YOUR OBJECTIVE: Gather every line of the entries that includes the word "Loans".

-- BEGIN EXTRACTED MATERIAL --

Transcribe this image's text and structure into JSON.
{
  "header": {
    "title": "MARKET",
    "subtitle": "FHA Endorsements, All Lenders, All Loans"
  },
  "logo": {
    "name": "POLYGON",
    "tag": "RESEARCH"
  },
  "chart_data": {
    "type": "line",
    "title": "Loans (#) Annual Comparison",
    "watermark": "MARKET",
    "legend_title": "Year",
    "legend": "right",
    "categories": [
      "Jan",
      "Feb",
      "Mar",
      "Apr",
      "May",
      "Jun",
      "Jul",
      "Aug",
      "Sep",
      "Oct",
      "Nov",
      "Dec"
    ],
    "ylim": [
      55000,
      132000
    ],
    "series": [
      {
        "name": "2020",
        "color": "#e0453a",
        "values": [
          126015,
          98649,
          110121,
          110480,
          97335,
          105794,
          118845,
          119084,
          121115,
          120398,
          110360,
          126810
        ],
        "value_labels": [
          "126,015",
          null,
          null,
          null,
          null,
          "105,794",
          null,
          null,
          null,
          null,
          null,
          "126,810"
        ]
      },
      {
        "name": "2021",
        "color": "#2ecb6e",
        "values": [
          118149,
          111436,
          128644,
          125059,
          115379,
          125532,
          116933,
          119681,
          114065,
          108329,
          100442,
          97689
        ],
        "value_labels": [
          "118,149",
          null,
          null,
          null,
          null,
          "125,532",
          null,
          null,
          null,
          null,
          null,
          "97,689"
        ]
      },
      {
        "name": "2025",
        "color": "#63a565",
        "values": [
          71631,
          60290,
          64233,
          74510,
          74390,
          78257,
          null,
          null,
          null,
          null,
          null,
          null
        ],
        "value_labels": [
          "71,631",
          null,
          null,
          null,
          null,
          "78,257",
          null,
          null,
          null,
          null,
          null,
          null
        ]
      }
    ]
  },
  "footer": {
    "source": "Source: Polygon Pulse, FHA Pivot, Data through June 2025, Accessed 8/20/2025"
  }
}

-- END EXTRACTED MATERIAL --

FULL OUTPUT:
    "subtitle": "FHA Endorsements, All Lenders, All Loans"
    "title": "Loans (#) Annual Comparison",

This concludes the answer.